● YOUR OBJECTIVE:
Reproduce all of the data exactly.

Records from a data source
************

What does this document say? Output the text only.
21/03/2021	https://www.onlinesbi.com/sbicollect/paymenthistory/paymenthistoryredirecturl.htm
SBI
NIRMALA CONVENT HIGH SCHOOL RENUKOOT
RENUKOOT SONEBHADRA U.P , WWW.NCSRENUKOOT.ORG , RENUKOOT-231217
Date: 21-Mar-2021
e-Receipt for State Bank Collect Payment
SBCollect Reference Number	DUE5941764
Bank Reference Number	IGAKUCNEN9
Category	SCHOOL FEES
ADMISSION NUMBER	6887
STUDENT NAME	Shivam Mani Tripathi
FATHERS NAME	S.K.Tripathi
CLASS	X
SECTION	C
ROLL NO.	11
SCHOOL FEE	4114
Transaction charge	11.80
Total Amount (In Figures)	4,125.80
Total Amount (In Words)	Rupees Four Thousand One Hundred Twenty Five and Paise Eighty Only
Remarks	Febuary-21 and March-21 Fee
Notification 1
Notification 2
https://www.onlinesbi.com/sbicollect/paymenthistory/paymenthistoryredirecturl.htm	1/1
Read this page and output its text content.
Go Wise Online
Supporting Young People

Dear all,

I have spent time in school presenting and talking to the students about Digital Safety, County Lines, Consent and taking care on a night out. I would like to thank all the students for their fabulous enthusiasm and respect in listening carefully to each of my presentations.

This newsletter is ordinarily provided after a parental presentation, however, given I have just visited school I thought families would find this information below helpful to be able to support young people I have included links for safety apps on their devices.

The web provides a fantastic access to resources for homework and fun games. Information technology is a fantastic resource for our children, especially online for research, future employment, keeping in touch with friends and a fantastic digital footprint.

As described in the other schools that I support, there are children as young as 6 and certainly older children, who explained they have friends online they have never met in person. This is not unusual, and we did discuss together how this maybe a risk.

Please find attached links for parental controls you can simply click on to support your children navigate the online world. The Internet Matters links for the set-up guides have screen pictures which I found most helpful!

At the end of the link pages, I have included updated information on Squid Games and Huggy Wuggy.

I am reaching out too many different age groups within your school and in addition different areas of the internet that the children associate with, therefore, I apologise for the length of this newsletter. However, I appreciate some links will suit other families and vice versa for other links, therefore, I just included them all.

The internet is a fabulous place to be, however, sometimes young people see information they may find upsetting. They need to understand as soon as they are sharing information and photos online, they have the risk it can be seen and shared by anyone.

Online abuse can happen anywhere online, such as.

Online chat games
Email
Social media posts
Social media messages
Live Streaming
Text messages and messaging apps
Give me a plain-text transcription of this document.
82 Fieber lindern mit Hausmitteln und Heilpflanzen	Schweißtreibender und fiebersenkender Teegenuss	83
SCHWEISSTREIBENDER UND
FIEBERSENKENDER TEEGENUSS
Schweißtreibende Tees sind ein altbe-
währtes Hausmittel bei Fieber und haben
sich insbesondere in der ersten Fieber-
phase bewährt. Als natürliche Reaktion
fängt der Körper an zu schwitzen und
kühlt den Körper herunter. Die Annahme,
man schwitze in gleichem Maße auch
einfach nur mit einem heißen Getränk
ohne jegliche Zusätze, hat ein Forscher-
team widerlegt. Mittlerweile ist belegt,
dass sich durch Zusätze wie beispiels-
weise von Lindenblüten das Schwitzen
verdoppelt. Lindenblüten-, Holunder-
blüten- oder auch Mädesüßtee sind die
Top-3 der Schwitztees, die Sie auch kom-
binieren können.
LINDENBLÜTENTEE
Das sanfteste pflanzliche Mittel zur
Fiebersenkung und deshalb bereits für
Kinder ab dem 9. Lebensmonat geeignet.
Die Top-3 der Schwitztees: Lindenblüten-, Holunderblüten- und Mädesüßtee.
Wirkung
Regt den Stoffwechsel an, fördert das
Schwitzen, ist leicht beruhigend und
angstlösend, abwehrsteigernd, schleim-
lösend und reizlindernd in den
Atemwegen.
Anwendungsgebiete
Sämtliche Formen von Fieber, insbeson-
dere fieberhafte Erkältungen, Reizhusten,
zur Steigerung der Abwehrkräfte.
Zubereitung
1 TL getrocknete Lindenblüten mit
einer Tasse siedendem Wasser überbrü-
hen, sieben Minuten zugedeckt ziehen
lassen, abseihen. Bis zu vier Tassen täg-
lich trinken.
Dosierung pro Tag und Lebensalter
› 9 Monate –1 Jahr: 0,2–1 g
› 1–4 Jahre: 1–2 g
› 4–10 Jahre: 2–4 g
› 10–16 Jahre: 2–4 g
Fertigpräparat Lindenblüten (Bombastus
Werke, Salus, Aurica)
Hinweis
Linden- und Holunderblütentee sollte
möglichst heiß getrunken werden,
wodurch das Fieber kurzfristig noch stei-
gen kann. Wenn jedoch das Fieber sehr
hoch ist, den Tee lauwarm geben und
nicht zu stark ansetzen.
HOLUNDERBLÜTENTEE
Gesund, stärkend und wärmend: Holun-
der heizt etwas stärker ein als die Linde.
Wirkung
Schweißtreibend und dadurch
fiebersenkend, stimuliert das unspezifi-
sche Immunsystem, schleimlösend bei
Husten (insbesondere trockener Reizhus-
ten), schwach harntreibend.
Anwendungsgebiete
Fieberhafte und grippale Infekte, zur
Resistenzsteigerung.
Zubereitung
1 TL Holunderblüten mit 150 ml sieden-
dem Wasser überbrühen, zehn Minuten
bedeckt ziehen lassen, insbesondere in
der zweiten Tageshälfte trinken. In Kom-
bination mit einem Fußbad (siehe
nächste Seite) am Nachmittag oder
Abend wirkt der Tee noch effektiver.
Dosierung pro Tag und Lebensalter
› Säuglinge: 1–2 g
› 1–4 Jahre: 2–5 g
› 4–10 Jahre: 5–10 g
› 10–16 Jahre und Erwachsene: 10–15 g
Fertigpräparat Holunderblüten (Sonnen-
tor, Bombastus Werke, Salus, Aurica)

************

● TASK OUTPUT:
What does this document say? Output the text only.
21/03/2021	https://www.onlinesbi.com/sbicollect/paymenthistory/paymenthistoryredirecturl.htm
SBI
NIRMALA CONVENT HIGH SCHOOL RENUKOOT
RENUKOOT SONEBHADRA U.P , WWW.NCSRENUKOOT.ORG , RENUKOOT-231217
Date: 21-Mar-2021
e-Receipt for State Bank Collect Payment
SBCollect Reference Number	DUE5941764
Bank Reference Number	IGAKUCNEN9
Category	SCHOOL FEES
ADMISSION NUMBER	6887
STUDENT NAME	Shivam Mani Tripathi
FATHERS NAME	S.K.Tripathi
CLASS	X
SECTION	C
ROLL NO.	11
SCHOOL FEE	4114
Transaction charge	11.80
Total Amount (In Figures)	4,125.80
Total Amount (In Words)	Rupees Four Thousand One Hundred Twenty Five and Paise Eighty Only
Remarks	Febuary-21 and March-21 Fee
Notification 1
Notification 2
https://www.onlinesbi.com/sbicollect/paymenthistory/paymenthistoryredirecturl.htm	1/1
Read this page and output its text content.
Go Wise Online
Supporting Young People

Dear all,

I have spent time in school presenting and talking to the students about Digital Safety, County Lines, Consent and taking care on a night out. I would like to thank all the students for their fabulous enthusiasm and respect in listening carefully to each of my presentations.

This newsletter is ordinarily provided after a parental presentation, however, given I have just visited school I thought families would find this information below helpful to be able to support young people I have included links for safety apps on their devices.

The web provides a fantastic access to resources for homework and fun games. Information technology is a fantastic resource for our children, especially online for research, future employment, keeping in touch with friends and a fantastic digital footprint.

As described in the other schools that I support, there are children as young as 6 and certainly older children, who explained they have friends online they have never met in person. This is not unusual, and we did discuss together how this maybe a risk.

Please find attached links for parental controls you can simply click on to support your children navigate the online world. The Internet Matters links for the set-up guides have screen pictures which I found most helpful!

At the end of the link pages, I have included updated information on Squid Games and Huggy Wuggy.

I am reaching out too many different age groups within your school and in addition different areas of the internet that the children associate with, therefore, I apologise for the length of this newsletter. However, I appreciate some links will suit other families and vice versa for other links, therefore, I just included them all.

The internet is a fabulous place to be, however, sometimes young people see information they may find upsetting. They need to understand as soon as they are sharing information and photos online, they have the risk it can be seen and shared by anyone.

Online abuse can happen anywhere online, such as.

Online chat games
Email
Social media posts
Social media messages
Live Streaming
Text messages and messaging apps
Give me a plain-text transcription of this document.
82 Fieber lindern mit Hausmitteln und Heilpflanzen	Schweißtreibender und fiebersenkender Teegenuss	83
SCHWEISSTREIBENDER UND
FIEBERSENKENDER TEEGENUSS
Schweißtreibende Tees sind ein altbe-
währtes Hausmittel bei Fieber und haben
sich insbesondere in der ersten Fieber-
phase bewährt. Als natürliche Reaktion
fängt der Körper an zu schwitzen und
kühlt den Körper herunter. Die Annahme,
man schwitze in gleichem Maße auch
einfach nur mit einem heißen Getränk
ohne jegliche Zusätze, hat ein Forscher-
team widerlegt. Mittlerweile ist belegt,
dass sich durch Zusätze wie beispiels-
weise von Lindenblüten das Schwitzen
verdoppelt. Lindenblüten-, Holunder-
blüten- oder auch Mädesüßtee sind die
Top-3 der Schwitztees, die Sie auch kom-
binieren können.
LINDENBLÜTENTEE
Das sanfteste pflanzliche Mittel zur
Fiebersenkung und deshalb bereits für
Kinder ab dem 9. Lebensmonat geeignet.
Die Top-3 der Schwitztees: Lindenblüten-, Holunderblüten- und Mädesüßtee.
Wirkung
Regt den Stoffwechsel an, fördert das
Schwitzen, ist leicht beruhigend und
angstlösend, abwehrsteigernd, schleim-
lösend und reizlindernd in den
Atemwegen.
Anwendungsgebiete
Sämtliche Formen von Fieber, insbeson-
dere fieberhafte Erkältungen, Reizhusten,
zur Steigerung der Abwehrkräfte.
Zubereitung
1 TL getrocknete Lindenblüten mit
einer Tasse siedendem Wasser überbrü-
hen, sieben Minuten zugedeckt ziehen
lassen, abseihen. Bis zu vier Tassen täg-
lich trinken.
Dosierung pro Tag und Lebensalter
› 9 Monate –1 Jahr: 0,2–1 g
› 1–4 Jahre: 1–2 g
› 4–10 Jahre: 2–4 g
› 10–16 Jahre: 2–4 g
Fertigpräparat Lindenblüten (Bombastus
Werke, Salus, Aurica)
Hinweis
Linden- und Holunderblütentee sollte
möglichst heiß getrunken werden,
wodurch das Fieber kurzfristig noch stei-
gen kann. Wenn jedoch das Fieber sehr
hoch ist, den Tee lauwarm geben und
nicht zu stark ansetzen.
HOLUNDERBLÜTENTEE
Gesund, stärkend und wärmend: Holun-
der heizt etwas stärker ein als die Linde.
Wirkung
Schweißtreibend und dadurch
fiebersenkend, stimuliert das unspezifi-
sche Immunsystem, schleimlösend bei
Husten (insbesondere trockener Reizhus-
ten), schwach harntreibend.
Anwendungsgebiete
Fieberhafte und grippale Infekte, zur
Resistenzsteigerung.
Zubereitung
1 TL Holunderblüten mit 150 ml sieden-
dem Wasser überbrühen, zehn Minuten
bedeckt ziehen lassen, insbesondere in
der zweiten Tageshälfte trinken. In Kom-
bination mit einem Fußbad (siehe
nächste Seite) am Nachmittag oder
Abend wirkt der Tee noch effektiver.
Dosierung pro Tag und Lebensalter
› Säuglinge: 1–2 g
› 1–4 Jahre: 2–5 g
› 4–10 Jahre: 5–10 g
› 10–16 Jahre und Erwachsene: 10–15 g
Fertigpräparat Holunderblüten (Sonnen-
tor, Bombastus Werke, Salus, Aurica)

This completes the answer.